(Data entries for graphics)

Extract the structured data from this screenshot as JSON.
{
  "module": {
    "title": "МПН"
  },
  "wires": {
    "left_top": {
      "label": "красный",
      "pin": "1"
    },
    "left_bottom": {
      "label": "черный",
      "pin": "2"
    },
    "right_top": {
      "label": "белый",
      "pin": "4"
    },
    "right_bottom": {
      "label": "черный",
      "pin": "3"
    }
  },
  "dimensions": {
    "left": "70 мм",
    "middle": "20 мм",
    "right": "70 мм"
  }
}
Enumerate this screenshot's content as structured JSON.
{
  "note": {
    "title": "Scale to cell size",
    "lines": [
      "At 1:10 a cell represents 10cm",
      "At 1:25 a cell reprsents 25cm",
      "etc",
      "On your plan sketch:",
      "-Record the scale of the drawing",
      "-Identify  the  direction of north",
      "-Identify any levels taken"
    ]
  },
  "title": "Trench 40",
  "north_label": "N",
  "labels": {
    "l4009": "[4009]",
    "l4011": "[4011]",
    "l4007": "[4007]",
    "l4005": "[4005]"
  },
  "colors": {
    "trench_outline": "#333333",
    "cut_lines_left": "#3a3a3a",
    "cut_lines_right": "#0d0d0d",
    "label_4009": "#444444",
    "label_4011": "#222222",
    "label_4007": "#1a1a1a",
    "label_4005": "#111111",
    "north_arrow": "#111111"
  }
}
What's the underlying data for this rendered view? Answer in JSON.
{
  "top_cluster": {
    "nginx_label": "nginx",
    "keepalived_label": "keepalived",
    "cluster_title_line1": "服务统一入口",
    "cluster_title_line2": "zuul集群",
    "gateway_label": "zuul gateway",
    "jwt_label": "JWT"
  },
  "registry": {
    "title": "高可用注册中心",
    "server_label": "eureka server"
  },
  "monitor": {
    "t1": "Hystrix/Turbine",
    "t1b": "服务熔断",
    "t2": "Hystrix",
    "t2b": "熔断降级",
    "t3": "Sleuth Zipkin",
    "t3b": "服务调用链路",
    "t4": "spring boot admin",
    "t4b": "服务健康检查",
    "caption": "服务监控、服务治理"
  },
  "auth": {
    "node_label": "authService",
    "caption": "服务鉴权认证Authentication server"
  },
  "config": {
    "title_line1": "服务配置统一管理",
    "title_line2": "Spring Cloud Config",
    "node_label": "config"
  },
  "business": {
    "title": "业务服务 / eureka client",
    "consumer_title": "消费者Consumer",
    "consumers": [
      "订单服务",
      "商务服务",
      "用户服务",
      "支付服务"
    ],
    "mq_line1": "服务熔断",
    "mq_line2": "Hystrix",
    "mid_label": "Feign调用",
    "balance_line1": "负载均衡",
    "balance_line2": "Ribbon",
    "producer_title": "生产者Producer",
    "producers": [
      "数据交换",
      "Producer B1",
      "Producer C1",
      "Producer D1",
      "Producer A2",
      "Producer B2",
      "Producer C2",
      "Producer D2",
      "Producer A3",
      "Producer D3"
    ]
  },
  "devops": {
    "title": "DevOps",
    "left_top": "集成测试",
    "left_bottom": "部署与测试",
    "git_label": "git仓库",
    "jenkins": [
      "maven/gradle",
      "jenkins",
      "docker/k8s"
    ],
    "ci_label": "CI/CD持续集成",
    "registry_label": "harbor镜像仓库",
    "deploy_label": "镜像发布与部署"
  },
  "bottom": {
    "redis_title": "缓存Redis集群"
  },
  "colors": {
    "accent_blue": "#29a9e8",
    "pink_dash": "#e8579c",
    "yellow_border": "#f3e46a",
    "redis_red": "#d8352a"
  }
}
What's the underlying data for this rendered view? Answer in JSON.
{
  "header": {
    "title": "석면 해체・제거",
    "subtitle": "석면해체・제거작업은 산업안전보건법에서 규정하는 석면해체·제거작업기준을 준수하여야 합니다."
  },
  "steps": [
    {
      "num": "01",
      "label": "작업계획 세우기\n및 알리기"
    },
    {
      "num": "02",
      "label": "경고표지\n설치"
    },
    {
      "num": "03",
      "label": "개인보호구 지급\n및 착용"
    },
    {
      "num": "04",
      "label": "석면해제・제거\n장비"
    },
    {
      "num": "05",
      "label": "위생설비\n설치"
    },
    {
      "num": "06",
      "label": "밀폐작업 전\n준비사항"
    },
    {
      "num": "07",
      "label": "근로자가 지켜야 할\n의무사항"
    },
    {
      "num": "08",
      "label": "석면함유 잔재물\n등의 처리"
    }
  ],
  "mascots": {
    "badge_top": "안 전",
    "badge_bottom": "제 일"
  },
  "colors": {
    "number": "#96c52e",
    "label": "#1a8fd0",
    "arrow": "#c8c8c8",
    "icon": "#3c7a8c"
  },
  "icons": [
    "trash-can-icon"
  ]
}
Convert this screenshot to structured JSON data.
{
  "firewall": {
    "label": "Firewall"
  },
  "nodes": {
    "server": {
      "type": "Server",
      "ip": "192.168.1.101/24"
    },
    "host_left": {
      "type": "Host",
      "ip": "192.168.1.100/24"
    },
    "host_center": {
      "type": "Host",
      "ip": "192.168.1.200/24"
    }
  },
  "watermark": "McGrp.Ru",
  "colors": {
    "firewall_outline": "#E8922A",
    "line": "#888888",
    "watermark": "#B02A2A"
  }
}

**Written task:**
Return the entries above exactly, each one complete.

**Complete answer:**
Extract the structured data from this screenshot as JSON.
{
  "module": {
    "title": "МПН"
  },
  "wires": {
    "left_top": {
      "label": "красный",
      "pin": "1"
    },
    "left_bottom": {
      "label": "черный",
      "pin": "2"
    },
    "right_top": {
      "label": "белый",
      "pin": "4"
    },
    "right_bottom": {
      "label": "черный",
      "pin": "3"
    }
  },
  "dimensions": {
    "left": "70 мм",
    "middle": "20 мм",
    "right": "70 мм"
  }
}
Enumerate this screenshot's content as structured JSON.
{
  "note": {
    "title": "Scale to cell size",
    "lines": [
      "At 1:10 a cell represents 10cm",
      "At 1:25 a cell reprsents 25cm",
      "etc",
      "On your plan sketch:",
      "-Record the scale of the drawing",
      "-Identify  the  direction of north",
      "-Identify any levels taken"
    ]
  },
  "title": "Trench 40",
  "north_label": "N",
  "labels": {
    "l4009": "[4009]",
    "l4011": "[4011]",
    "l4007": "[4007]",
    "l4005": "[4005]"
  },
  "colors": {
    "trench_outline": "#333333",
    "cut_lines_left": "#3a3a3a",
    "cut_lines_right": "#0d0d0d",
    "label_4009": "#444444",
    "label_4011": "#222222",
    "label_4007": "#1a1a1a",
    "label_4005": "#111111",
    "north_arrow": "#111111"
  }
}
What's the underlying data for this rendered view? Answer in JSON.
{
  "top_cluster": {
    "nginx_label": "nginx",
    "keepalived_label": "keepalived",
    "cluster_title_line1": "服务统一入口",
    "cluster_title_line2": "zuul集群",
    "gateway_label": "zuul gateway",
    "jwt_label": "JWT"
  },
  "registry": {
    "title": "高可用注册中心",
    "server_label": "eureka server"
  },
  "monitor": {
    "t1": "Hystrix/Turbine",
    "t1b": "服务熔断",
    "t2": "Hystrix",
    "t2b": "熔断降级",
    "t3": "Sleuth Zipkin",
    "t3b": "服务调用链路",
    "t4": "spring boot admin",
    "t4b": "服务健康检查",
    "caption": "服务监控、服务治理"
  },
  "auth": {
    "node_label": "authService",
    "caption": "服务鉴权认证Authentication server"
  },
  "config": {
    "title_line1": "服务配置统一管理",
    "title_line2": "Spring Cloud Config",
    "node_label": "config"
  },
  "business": {
    "title": "业务服务 / eureka client",
    "consumer_title": "消费者Consumer",
    "consumers": [
      "订单服务",
      "商务服务",
      "用户服务",
      "支付服务"
    ],
    "mq_line1": "服务熔断",
    "mq_line2": "Hystrix",
    "mid_label": "Feign调用",
    "balance_line1": "负载均衡",
    "balance_line2": "Ribbon",
    "producer_title": "生产者Producer",
    "producers": [
      "数据交换",
      "Producer B1",
      "Producer C1",
      "Producer D1",
      "Producer A2",
      "Producer B2",
      "Producer C2",
      "Producer D2",
      "Producer A3",
      "Producer D3"
    ]
  },
  "devops": {
    "title": "DevOps",
    "left_top": "集成测试",
    "left_bottom": "部署与测试",
    "git_label": "git仓库",
    "jenkins": [
      "maven/gradle",
      "jenkins",
      "docker/k8s"
    ],
    "ci_label": "CI/CD持续集成",
    "registry_label": "harbor镜像仓库",
    "deploy_label": "镜像发布与部署"
  },
  "bottom": {
    "redis_title": "缓存Redis集群"
  },
  "colors": {
    "accent_blue": "#29a9e8",
    "pink_dash": "#e8579c",
    "yellow_border": "#f3e46a",
    "redis_red": "#d8352a"
  }
}
What's the underlying data for this rendered view? Answer in JSON.
{
  "header": {
    "title": "석면 해체・제거",
    "subtitle": "석면해체・제거작업은 산업안전보건법에서 규정하는 석면해체·제거작업기준을 준수하여야 합니다."
  },
  "steps": [
    {
      "num": "01",
      "label": "작업계획 세우기\n및 알리기"
    },
    {
      "num": "02",
      "label": "경고표지\n설치"
    },
    {
      "num": "03",
      "label": "개인보호구 지급\n및 착용"
    },
    {
      "num": "04",
      "label": "석면해제・제거\n장비"
    },
    {
      "num": "05",
      "label": "위생설비\n설치"
    },
    {
      "num": "06",
      "label": "밀폐작업 전\n준비사항"
    },
    {
      "num": "07",
      "label": "근로자가 지켜야 할\n의무사항"
    },
    {
      "num": "08",
      "label": "석면함유 잔재물\n등의 처리"
    }
  ],
  "mascots": {
    "badge_top": "안 전",
    "badge_bottom": "제 일"
  },
  "colors": {
    "number": "#96c52e",
    "label": "#1a8fd0",
    "arrow": "#c8c8c8",
    "icon": "#3c7a8c"
  },
  "icons": [
    "trash-can-icon"
  ]
}
Convert this screenshot to structured JSON data.
{
  "firewall": {
    "label": "Firewall"
  },
  "nodes": {
    "server": {
      "type": "Server",
      "ip": "192.168.1.101/24"
    },
    "host_left": {
      "type": "Host",
      "ip": "192.168.1.100/24"
    },
    "host_center": {
      "type": "Host",
      "ip": "192.168.1.200/24"
    }
  },
  "watermark": "McGrp.Ru",
  "colors": {
    "firewall_outline": "#E8922A",
    "line": "#888888",
    "watermark": "#B02A2A"
  }
}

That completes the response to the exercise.